> **INFORMATION SHOWN**

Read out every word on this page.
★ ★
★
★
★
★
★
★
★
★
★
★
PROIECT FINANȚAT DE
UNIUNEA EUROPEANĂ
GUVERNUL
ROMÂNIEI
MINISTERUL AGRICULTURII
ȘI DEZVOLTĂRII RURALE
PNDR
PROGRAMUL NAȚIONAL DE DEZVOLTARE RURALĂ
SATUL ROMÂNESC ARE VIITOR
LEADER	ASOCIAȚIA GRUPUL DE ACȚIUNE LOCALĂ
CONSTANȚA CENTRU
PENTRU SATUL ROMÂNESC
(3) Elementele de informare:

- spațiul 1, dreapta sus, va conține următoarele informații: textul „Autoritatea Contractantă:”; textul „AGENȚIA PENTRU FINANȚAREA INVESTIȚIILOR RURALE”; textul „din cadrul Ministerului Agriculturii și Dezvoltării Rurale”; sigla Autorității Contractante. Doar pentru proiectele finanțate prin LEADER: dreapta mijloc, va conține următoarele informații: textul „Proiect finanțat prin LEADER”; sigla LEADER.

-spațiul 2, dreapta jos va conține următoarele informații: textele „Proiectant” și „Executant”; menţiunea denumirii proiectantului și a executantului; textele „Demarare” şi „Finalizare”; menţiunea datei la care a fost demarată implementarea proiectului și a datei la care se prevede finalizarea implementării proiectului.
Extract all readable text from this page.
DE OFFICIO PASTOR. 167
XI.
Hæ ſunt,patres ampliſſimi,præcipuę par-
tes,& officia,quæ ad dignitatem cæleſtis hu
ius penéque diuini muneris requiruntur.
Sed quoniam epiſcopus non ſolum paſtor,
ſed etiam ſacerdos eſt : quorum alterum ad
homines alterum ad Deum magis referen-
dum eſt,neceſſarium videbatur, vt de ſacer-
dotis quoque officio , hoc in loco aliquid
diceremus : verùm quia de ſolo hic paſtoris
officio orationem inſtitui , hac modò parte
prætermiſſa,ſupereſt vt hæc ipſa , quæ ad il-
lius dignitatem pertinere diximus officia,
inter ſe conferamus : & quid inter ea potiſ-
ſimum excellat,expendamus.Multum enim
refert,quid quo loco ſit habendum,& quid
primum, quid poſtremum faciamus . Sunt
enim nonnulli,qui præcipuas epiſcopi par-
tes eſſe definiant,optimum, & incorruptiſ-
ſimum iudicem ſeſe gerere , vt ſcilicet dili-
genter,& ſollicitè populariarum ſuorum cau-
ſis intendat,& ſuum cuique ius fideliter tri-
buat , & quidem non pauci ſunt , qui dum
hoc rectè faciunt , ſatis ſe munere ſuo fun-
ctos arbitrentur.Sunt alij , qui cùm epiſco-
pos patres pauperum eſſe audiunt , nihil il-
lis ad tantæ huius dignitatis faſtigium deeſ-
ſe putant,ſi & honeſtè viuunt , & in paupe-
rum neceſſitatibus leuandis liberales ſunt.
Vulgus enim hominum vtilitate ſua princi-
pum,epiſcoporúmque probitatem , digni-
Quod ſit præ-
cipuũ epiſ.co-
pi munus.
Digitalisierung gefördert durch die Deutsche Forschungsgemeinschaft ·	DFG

> **WHAT TO WORK ON**
Repeat the entries exactly, all of them.

> **EXPECTED ANSWER**
Read out every word on this page.
★ ★
★
★
★
★
★
★
★
★
★
★
PROIECT FINANȚAT DE
UNIUNEA EUROPEANĂ
GUVERNUL
ROMÂNIEI
MINISTERUL AGRICULTURII
ȘI DEZVOLTĂRII RURALE
PNDR
PROGRAMUL NAȚIONAL DE DEZVOLTARE RURALĂ
SATUL ROMÂNESC ARE VIITOR
LEADER	ASOCIAȚIA GRUPUL DE ACȚIUNE LOCALĂ
CONSTANȚA CENTRU
PENTRU SATUL ROMÂNESC
(3) Elementele de informare:

- spațiul 1, dreapta sus, va conține următoarele informații: textul „Autoritatea Contractantă:”; textul „AGENȚIA PENTRU FINANȚAREA INVESTIȚIILOR RURALE”; textul „din cadrul Ministerului Agriculturii și Dezvoltării Rurale”; sigla Autorității Contractante. Doar pentru proiectele finanțate prin LEADER: dreapta mijloc, va conține următoarele informații: textul „Proiect finanțat prin LEADER”; sigla LEADER.

-spațiul 2, dreapta jos va conține următoarele informații: textele „Proiectant” și „Executant”; menţiunea denumirii proiectantului și a executantului; textele „Demarare” şi „Finalizare”; menţiunea datei la care a fost demarată implementarea proiectului și a datei la care se prevede finalizarea implementării proiectului.
Extract all readable text from this page.
DE OFFICIO PASTOR. 167
XI.
Hæ ſunt,patres ampliſſimi,præcipuę par-
tes,& officia,quæ ad dignitatem cæleſtis hu
ius penéque diuini muneris requiruntur.
Sed quoniam epiſcopus non ſolum paſtor,
ſed etiam ſacerdos eſt : quorum alterum ad
homines alterum ad Deum magis referen-
dum eſt,neceſſarium videbatur, vt de ſacer-
dotis quoque officio , hoc in loco aliquid
diceremus : verùm quia de ſolo hic paſtoris
officio orationem inſtitui , hac modò parte
prætermiſſa,ſupereſt vt hæc ipſa , quæ ad il-
lius dignitatem pertinere diximus officia,
inter ſe conferamus : & quid inter ea potiſ-
ſimum excellat,expendamus.Multum enim
refert,quid quo loco ſit habendum,& quid
primum, quid poſtremum faciamus . Sunt
enim nonnulli,qui præcipuas epiſcopi par-
tes eſſe definiant,optimum, & incorruptiſ-
ſimum iudicem ſeſe gerere , vt ſcilicet dili-
genter,& ſollicitè populariarum ſuorum cau-
ſis intendat,& ſuum cuique ius fideliter tri-
buat , & quidem non pauci ſunt , qui dum
hoc rectè faciunt , ſatis ſe munere ſuo fun-
ctos arbitrentur.Sunt alij , qui cùm epiſco-
pos patres pauperum eſſe audiunt , nihil il-
lis ad tantæ huius dignitatis faſtigium deeſ-
ſe putant,ſi & honeſtè viuunt , & in paupe-
rum neceſſitatibus leuandis liberales ſunt.
Vulgus enim hominum vtilitate ſua princi-
pum,epiſcoporúmque probitatem , digni-
Quod ſit præ-
cipuũ epiſ.co-
pi munus.
Digitalisierung gefördert durch die Deutsche Forschungsgemeinschaft ·	DFG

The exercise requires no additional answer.